Required work
Make an exact copy of the data below, leaving out every picture.

***** Working data

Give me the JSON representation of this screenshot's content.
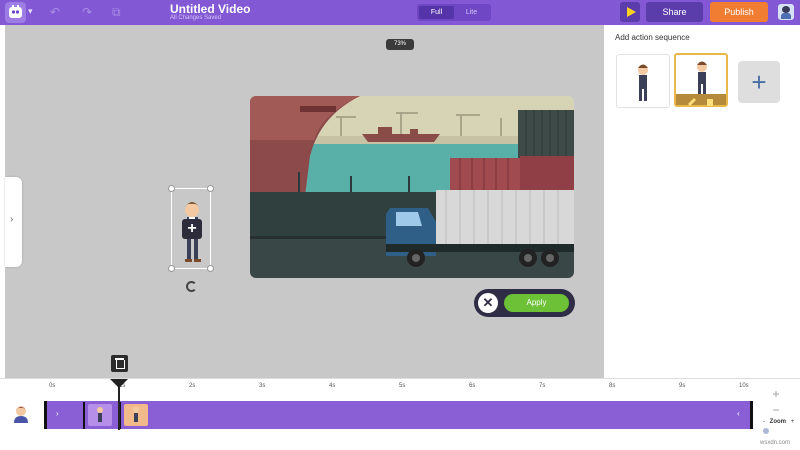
{
  "app": {
    "title": "Untitled Video",
    "saved_status": "All Changes Saved"
  },
  "topbar": {
    "mode_tabs": [
      "Full",
      "Lite"
    ],
    "active_mode": "Full",
    "share_label": "Share",
    "publish_label": "Publish"
  },
  "stage": {
    "zoom_label": "73%",
    "apply_label": "Apply"
  },
  "right_panel": {
    "title": "Add action sequence"
  },
  "timeline": {
    "ticks": [
      "0s",
      "1s",
      "2s",
      "3s",
      "4s",
      "5s",
      "6s",
      "7s",
      "8s",
      "9s",
      "10s"
    ],
    "zoom_label": "Zoom",
    "zoom_minus_symbol": "-",
    "zoom_plus_symbol": "+"
  },
  "watermark": "wsxdn.com",
  "colors": {
    "brand_purple": "#8258d4",
    "publish_orange": "#f07d32",
    "apply_green": "#6cc136",
    "track_purple": "#8a5fd6"
  },
  "icons": {
    "logo": "character-logo-icon",
    "undo": "undo-icon",
    "redo": "redo-icon",
    "play": "play-icon",
    "add": "plus-icon",
    "close": "close-icon",
    "trash": "trash-icon",
    "rotate": "rotate-icon"
  }
}
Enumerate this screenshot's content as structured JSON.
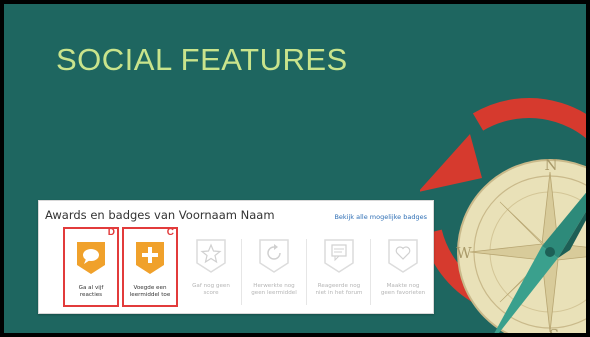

**********

The completed task
Give me the JSON representation of this screenshot's content.
{
  "app": {
    "title": "Untitled Video",
    "saved_status": "All Changes Saved"
  },
  "topbar": {
    "mode_tabs": [
      "Full",
      "Lite"
    ],
    "active_mode": "Full",
    "share_label": "Share",
    "publish_label": "Publish"
  },
  "stage": {
    "zoom_label": "73%",
    "apply_label": "Apply"
  },
  "right_panel": {
    "title": "Add action sequence"
  },
  "timeline": {
    "ticks": [
      "0s",
      "1s",
      "2s",
      "3s",
      "4s",
      "5s",
      "6s",
      "7s",
      "8s",
      "9s",
      "10s"
    ],
    "zoom_label": "Zoom",
    "zoom_minus_symbol": "-",
    "zoom_plus_symbol": "+"
  },
  "watermark": "wsxdn.com",
  "colors": {
    "brand_purple": "#8258d4",
    "publish_orange": "#f07d32",
    "apply_green": "#6cc136",
    "track_purple": "#8a5fd6"
  },
  "icons": {
    "logo": "character-logo-icon",
    "undo": "undo-icon",
    "redo": "redo-icon",
    "play": "play-icon",
    "add": "plus-icon",
    "close": "close-icon",
    "trash": "trash-icon",
    "rotate": "rotate-icon"
  }
}
Enumerate this screenshot's content as structured JSON.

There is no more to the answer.